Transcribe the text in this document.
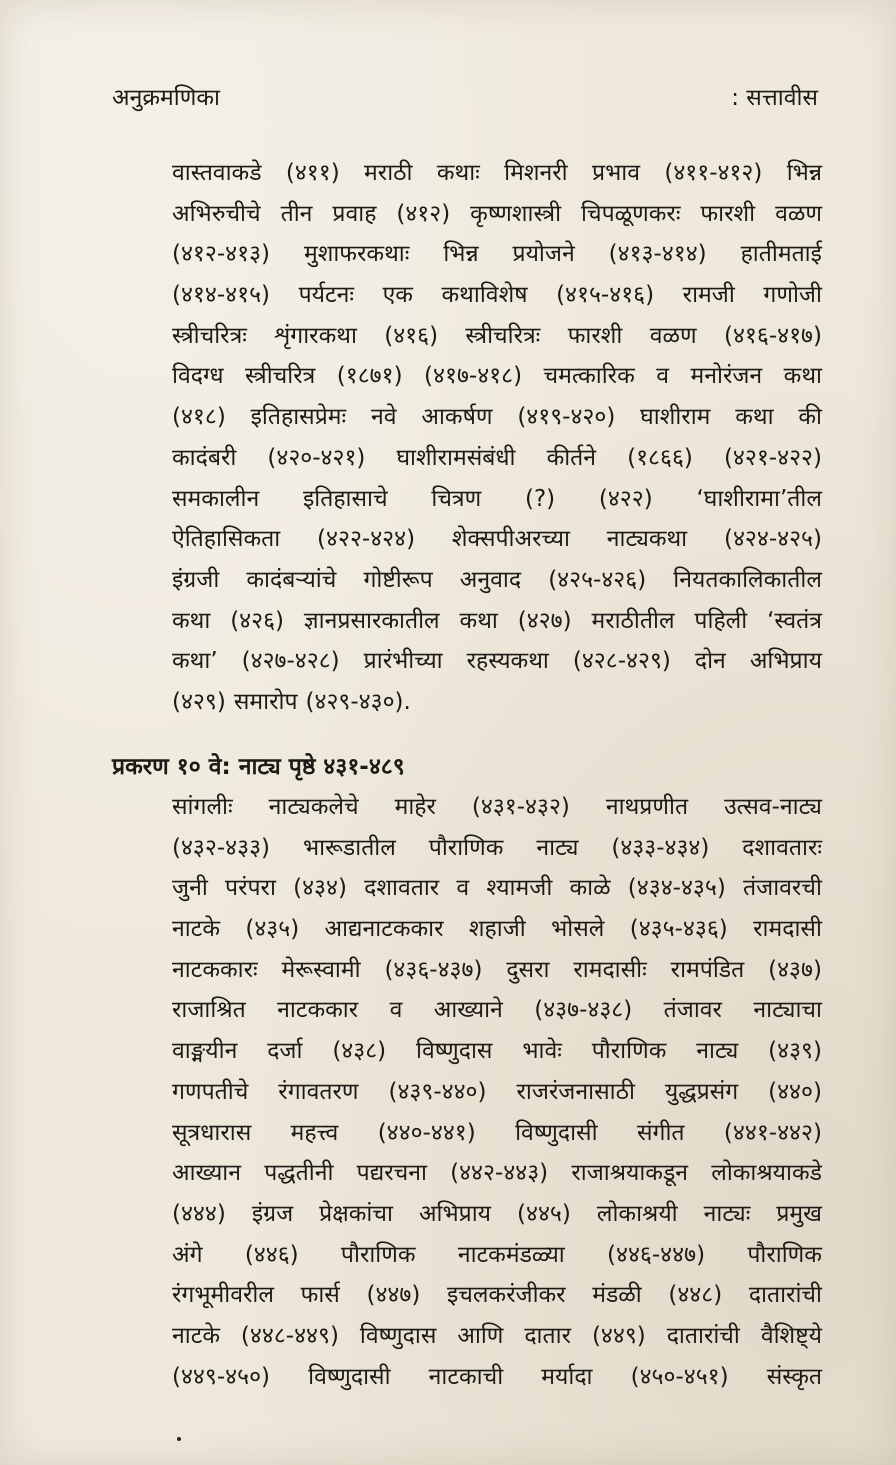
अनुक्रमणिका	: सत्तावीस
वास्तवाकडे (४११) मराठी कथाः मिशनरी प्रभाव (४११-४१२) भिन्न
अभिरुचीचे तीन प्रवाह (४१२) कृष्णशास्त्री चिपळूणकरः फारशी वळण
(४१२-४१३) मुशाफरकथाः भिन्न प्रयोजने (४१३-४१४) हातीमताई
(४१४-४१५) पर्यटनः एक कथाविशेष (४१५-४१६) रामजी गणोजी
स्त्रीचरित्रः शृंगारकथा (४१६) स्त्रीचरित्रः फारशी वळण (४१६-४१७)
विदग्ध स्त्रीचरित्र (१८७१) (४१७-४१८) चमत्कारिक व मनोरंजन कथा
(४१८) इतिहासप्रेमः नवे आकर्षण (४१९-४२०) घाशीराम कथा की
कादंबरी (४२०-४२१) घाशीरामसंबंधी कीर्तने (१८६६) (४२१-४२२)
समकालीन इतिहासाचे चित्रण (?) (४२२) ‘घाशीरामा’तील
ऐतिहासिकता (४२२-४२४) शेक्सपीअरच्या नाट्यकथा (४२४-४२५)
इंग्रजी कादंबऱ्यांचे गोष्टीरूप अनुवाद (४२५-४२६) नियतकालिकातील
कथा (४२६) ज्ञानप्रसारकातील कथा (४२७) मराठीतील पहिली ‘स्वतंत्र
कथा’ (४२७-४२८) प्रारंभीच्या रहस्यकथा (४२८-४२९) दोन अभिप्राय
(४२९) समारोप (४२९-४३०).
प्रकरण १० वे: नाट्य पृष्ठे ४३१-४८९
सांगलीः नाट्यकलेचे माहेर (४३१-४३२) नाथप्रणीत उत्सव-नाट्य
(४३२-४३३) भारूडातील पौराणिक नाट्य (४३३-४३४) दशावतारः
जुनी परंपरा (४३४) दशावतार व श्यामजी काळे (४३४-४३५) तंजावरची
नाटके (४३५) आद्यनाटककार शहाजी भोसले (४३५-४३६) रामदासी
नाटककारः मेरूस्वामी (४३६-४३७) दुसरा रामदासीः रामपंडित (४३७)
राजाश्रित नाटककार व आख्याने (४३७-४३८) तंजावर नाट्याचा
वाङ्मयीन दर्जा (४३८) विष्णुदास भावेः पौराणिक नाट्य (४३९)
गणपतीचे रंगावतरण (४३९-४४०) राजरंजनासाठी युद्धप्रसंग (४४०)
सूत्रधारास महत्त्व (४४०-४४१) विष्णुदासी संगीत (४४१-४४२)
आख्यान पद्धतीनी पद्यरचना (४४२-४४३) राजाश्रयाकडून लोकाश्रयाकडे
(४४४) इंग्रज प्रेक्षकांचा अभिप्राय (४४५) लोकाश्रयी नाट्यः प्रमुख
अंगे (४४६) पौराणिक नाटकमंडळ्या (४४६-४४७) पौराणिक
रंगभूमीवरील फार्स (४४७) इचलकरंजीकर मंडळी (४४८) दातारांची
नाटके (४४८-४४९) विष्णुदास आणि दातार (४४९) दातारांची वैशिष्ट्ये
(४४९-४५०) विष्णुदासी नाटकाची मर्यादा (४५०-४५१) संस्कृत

* What is required:
Your copy of the data should match it exactly, except that pictures are left out.

* Exercise solution:
Transcribe the text in this document.
अनुक्रमणिका	: सत्तावीस
वास्तवाकडे (४११) मराठी कथाः मिशनरी प्रभाव (४११-४१२) भिन्न
अभिरुचीचे तीन प्रवाह (४१२) कृष्णशास्त्री चिपळूणकरः फारशी वळण
(४१२-४१३) मुशाफरकथाः भिन्न प्रयोजने (४१३-४१४) हातीमताई
(४१४-४१५) पर्यटनः एक कथाविशेष (४१५-४१६) रामजी गणोजी
स्त्रीचरित्रः शृंगारकथा (४१६) स्त्रीचरित्रः फारशी वळण (४१६-४१७)
विदग्ध स्त्रीचरित्र (१८७१) (४१७-४१८) चमत्कारिक व मनोरंजन कथा
(४१८) इतिहासप्रेमः नवे आकर्षण (४१९-४२०) घाशीराम कथा की
कादंबरी (४२०-४२१) घाशीरामसंबंधी कीर्तने (१८६६) (४२१-४२२)
समकालीन इतिहासाचे चित्रण (?) (४२२) ‘घाशीरामा’तील
ऐतिहासिकता (४२२-४२४) शेक्सपीअरच्या नाट्यकथा (४२४-४२५)
इंग्रजी कादंबऱ्यांचे गोष्टीरूप अनुवाद (४२५-४२६) नियतकालिकातील
कथा (४२६) ज्ञानप्रसारकातील कथा (४२७) मराठीतील पहिली ‘स्वतंत्र
कथा’ (४२७-४२८) प्रारंभीच्या रहस्यकथा (४२८-४२९) दोन अभिप्राय
(४२९) समारोप (४२९-४३०).
प्रकरण १० वे: नाट्य पृष्ठे ४३१-४८९
सांगलीः नाट्यकलेचे माहेर (४३१-४३२) नाथप्रणीत उत्सव-नाट्य
(४३२-४३३) भारूडातील पौराणिक नाट्य (४३३-४३४) दशावतारः
जुनी परंपरा (४३४) दशावतार व श्यामजी काळे (४३४-४३५) तंजावरची
नाटके (४३५) आद्यनाटककार शहाजी भोसले (४३५-४३६) रामदासी
नाटककारः मेरूस्वामी (४३६-४३७) दुसरा रामदासीः रामपंडित (४३७)
राजाश्रित नाटककार व आख्याने (४३७-४३८) तंजावर नाट्याचा
वाङ्मयीन दर्जा (४३८) विष्णुदास भावेः पौराणिक नाट्य (४३९)
गणपतीचे रंगावतरण (४३९-४४०) राजरंजनासाठी युद्धप्रसंग (४४०)
सूत्रधारास महत्त्व (४४०-४४१) विष्णुदासी संगीत (४४१-४४२)
आख्यान पद्धतीनी पद्यरचना (४४२-४४३) राजाश्रयाकडून लोकाश्रयाकडे
(४४४) इंग्रज प्रेक्षकांचा अभिप्राय (४४५) लोकाश्रयी नाट्यः प्रमुख
अंगे (४४६) पौराणिक नाटकमंडळ्या (४४६-४४७) पौराणिक
रंगभूमीवरील फार्स (४४७) इचलकरंजीकर मंडळी (४४८) दातारांची
नाटके (४४८-४४९) विष्णुदास आणि दातार (४४९) दातारांची वैशिष्ट्ये
(४४९-४५०) विष्णुदासी नाटकाची मर्यादा (४५०-४५१) संस्कृत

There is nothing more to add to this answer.